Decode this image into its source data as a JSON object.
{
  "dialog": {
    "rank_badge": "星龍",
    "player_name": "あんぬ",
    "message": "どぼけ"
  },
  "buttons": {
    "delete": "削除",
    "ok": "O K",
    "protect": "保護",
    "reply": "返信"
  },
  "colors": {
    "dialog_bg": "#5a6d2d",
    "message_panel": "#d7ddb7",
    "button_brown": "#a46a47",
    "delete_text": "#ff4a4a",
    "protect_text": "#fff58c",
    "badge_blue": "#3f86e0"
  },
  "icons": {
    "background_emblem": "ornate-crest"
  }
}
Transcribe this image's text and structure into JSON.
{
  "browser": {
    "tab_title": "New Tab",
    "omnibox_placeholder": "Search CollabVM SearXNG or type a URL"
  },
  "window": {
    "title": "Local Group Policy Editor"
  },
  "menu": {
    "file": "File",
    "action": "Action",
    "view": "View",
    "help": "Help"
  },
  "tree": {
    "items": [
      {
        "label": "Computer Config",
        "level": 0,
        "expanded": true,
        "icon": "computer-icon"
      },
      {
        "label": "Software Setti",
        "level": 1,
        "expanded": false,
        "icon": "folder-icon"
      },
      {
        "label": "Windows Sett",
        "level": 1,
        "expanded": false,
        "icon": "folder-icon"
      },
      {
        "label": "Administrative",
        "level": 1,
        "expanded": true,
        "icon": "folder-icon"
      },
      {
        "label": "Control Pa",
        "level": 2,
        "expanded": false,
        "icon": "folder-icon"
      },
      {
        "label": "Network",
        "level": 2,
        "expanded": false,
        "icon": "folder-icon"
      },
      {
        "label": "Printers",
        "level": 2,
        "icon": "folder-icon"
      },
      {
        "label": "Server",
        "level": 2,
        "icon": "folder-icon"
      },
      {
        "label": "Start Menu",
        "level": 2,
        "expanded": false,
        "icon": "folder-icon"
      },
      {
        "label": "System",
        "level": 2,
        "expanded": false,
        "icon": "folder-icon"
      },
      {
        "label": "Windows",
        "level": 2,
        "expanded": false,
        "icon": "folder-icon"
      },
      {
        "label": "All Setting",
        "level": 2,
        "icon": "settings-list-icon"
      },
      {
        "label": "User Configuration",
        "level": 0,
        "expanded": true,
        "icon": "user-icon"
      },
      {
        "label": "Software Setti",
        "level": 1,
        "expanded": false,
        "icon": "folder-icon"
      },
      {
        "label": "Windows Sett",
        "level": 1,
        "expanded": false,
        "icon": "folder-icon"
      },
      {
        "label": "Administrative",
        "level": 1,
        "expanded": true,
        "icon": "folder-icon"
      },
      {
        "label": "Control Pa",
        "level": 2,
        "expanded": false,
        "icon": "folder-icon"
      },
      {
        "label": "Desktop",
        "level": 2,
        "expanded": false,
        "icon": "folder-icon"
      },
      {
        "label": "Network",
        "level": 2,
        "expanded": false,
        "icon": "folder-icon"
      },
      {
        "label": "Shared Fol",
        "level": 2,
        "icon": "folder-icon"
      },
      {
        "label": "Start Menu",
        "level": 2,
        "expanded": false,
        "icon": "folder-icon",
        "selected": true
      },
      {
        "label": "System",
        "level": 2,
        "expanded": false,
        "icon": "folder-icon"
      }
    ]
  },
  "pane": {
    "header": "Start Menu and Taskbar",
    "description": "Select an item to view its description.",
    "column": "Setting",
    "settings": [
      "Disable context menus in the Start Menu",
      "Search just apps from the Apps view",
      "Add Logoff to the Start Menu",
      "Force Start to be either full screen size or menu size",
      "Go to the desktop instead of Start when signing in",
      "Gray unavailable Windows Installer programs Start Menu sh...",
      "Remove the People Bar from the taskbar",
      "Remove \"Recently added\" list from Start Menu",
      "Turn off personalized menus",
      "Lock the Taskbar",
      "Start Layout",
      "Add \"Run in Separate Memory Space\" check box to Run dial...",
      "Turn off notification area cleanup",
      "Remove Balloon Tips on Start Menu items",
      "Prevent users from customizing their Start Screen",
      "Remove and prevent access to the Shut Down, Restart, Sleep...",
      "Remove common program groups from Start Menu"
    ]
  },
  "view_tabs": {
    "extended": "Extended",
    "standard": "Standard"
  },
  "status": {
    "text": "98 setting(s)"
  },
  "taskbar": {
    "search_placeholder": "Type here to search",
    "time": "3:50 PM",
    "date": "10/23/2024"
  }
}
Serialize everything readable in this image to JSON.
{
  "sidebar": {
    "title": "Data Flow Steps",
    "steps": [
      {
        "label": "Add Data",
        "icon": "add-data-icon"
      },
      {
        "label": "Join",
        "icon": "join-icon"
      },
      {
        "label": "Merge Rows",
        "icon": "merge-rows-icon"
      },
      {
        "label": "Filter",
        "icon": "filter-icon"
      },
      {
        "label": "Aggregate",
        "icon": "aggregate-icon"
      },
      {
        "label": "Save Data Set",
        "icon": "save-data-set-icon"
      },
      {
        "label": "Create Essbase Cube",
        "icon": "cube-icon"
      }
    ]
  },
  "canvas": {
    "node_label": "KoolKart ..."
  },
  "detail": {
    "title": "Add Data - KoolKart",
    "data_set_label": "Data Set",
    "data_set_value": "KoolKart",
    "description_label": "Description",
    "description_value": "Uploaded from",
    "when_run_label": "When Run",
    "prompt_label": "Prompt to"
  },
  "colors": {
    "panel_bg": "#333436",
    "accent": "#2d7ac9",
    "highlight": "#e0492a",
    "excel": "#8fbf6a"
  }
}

[Stated goal] Make an exact copy of the data above.

[Right answer]
Decode this image into its source data as a JSON object.
{
  "dialog": {
    "rank_badge": "星龍",
    "player_name": "あんぬ",
    "message": "どぼけ"
  },
  "buttons": {
    "delete": "削除",
    "ok": "O K",
    "protect": "保護",
    "reply": "返信"
  },
  "colors": {
    "dialog_bg": "#5a6d2d",
    "message_panel": "#d7ddb7",
    "button_brown": "#a46a47",
    "delete_text": "#ff4a4a",
    "protect_text": "#fff58c",
    "badge_blue": "#3f86e0"
  },
  "icons": {
    "background_emblem": "ornate-crest"
  }
}
Transcribe this image's text and structure into JSON.
{
  "browser": {
    "tab_title": "New Tab",
    "omnibox_placeholder": "Search CollabVM SearXNG or type a URL"
  },
  "window": {
    "title": "Local Group Policy Editor"
  },
  "menu": {
    "file": "File",
    "action": "Action",
    "view": "View",
    "help": "Help"
  },
  "tree": {
    "items": [
      {
        "label": "Computer Config",
        "level": 0,
        "expanded": true,
        "icon": "computer-icon"
      },
      {
        "label": "Software Setti",
        "level": 1,
        "expanded": false,
        "icon": "folder-icon"
      },
      {
        "label": "Windows Sett",
        "level": 1,
        "expanded": false,
        "icon": "folder-icon"
      },
      {
        "label": "Administrative",
        "level": 1,
        "expanded": true,
        "icon": "folder-icon"
      },
      {
        "label": "Control Pa",
        "level": 2,
        "expanded": false,
        "icon": "folder-icon"
      },
      {
        "label": "Network",
        "level": 2,
        "expanded": false,
        "icon": "folder-icon"
      },
      {
        "label": "Printers",
        "level": 2,
        "icon": "folder-icon"
      },
      {
        "label": "Server",
        "level": 2,
        "icon": "folder-icon"
      },
      {
        "label": "Start Menu",
        "level": 2,
        "expanded": false,
        "icon": "folder-icon"
      },
      {
        "label": "System",
        "level": 2,
        "expanded": false,
        "icon": "folder-icon"
      },
      {
        "label": "Windows",
        "level": 2,
        "expanded": false,
        "icon": "folder-icon"
      },
      {
        "label": "All Setting",
        "level": 2,
        "icon": "settings-list-icon"
      },
      {
        "label": "User Configuration",
        "level": 0,
        "expanded": true,
        "icon": "user-icon"
      },
      {
        "label": "Software Setti",
        "level": 1,
        "expanded": false,
        "icon": "folder-icon"
      },
      {
        "label": "Windows Sett",
        "level": 1,
        "expanded": false,
        "icon": "folder-icon"
      },
      {
        "label": "Administrative",
        "level": 1,
        "expanded": true,
        "icon": "folder-icon"
      },
      {
        "label": "Control Pa",
        "level": 2,
        "expanded": false,
        "icon": "folder-icon"
      },
      {
        "label": "Desktop",
        "level": 2,
        "expanded": false,
        "icon": "folder-icon"
      },
      {
        "label": "Network",
        "level": 2,
        "expanded": false,
        "icon": "folder-icon"
      },
      {
        "label": "Shared Fol",
        "level": 2,
        "icon": "folder-icon"
      },
      {
        "label": "Start Menu",
        "level": 2,
        "expanded": false,
        "icon": "folder-icon",
        "selected": true
      },
      {
        "label": "System",
        "level": 2,
        "expanded": false,
        "icon": "folder-icon"
      }
    ]
  },
  "pane": {
    "header": "Start Menu and Taskbar",
    "description": "Select an item to view its description.",
    "column": "Setting",
    "settings": [
      "Disable context menus in the Start Menu",
      "Search just apps from the Apps view",
      "Add Logoff to the Start Menu",
      "Force Start to be either full screen size or menu size",
      "Go to the desktop instead of Start when signing in",
      "Gray unavailable Windows Installer programs Start Menu sh...",
      "Remove the People Bar from the taskbar",
      "Remove \"Recently added\" list from Start Menu",
      "Turn off personalized menus",
      "Lock the Taskbar",
      "Start Layout",
      "Add \"Run in Separate Memory Space\" check box to Run dial...",
      "Turn off notification area cleanup",
      "Remove Balloon Tips on Start Menu items",
      "Prevent users from customizing their Start Screen",
      "Remove and prevent access to the Shut Down, Restart, Sleep...",
      "Remove common program groups from Start Menu"
    ]
  },
  "view_tabs": {
    "extended": "Extended",
    "standard": "Standard"
  },
  "status": {
    "text": "98 setting(s)"
  },
  "taskbar": {
    "search_placeholder": "Type here to search",
    "time": "3:50 PM",
    "date": "10/23/2024"
  }
}
Serialize everything readable in this image to JSON.
{
  "sidebar": {
    "title": "Data Flow Steps",
    "steps": [
      {
        "label": "Add Data",
        "icon": "add-data-icon"
      },
      {
        "label": "Join",
        "icon": "join-icon"
      },
      {
        "label": "Merge Rows",
        "icon": "merge-rows-icon"
      },
      {
        "label": "Filter",
        "icon": "filter-icon"
      },
      {
        "label": "Aggregate",
        "icon": "aggregate-icon"
      },
      {
        "label": "Save Data Set",
        "icon": "save-data-set-icon"
      },
      {
        "label": "Create Essbase Cube",
        "icon": "cube-icon"
      }
    ]
  },
  "canvas": {
    "node_label": "KoolKart ..."
  },
  "detail": {
    "title": "Add Data - KoolKart",
    "data_set_label": "Data Set",
    "data_set_value": "KoolKart",
    "description_label": "Description",
    "description_value": "Uploaded from",
    "when_run_label": "When Run",
    "prompt_label": "Prompt to"
  },
  "colors": {
    "panel_bg": "#333436",
    "accent": "#2d7ac9",
    "highlight": "#e0492a",
    "excel": "#8fbf6a"
  }
}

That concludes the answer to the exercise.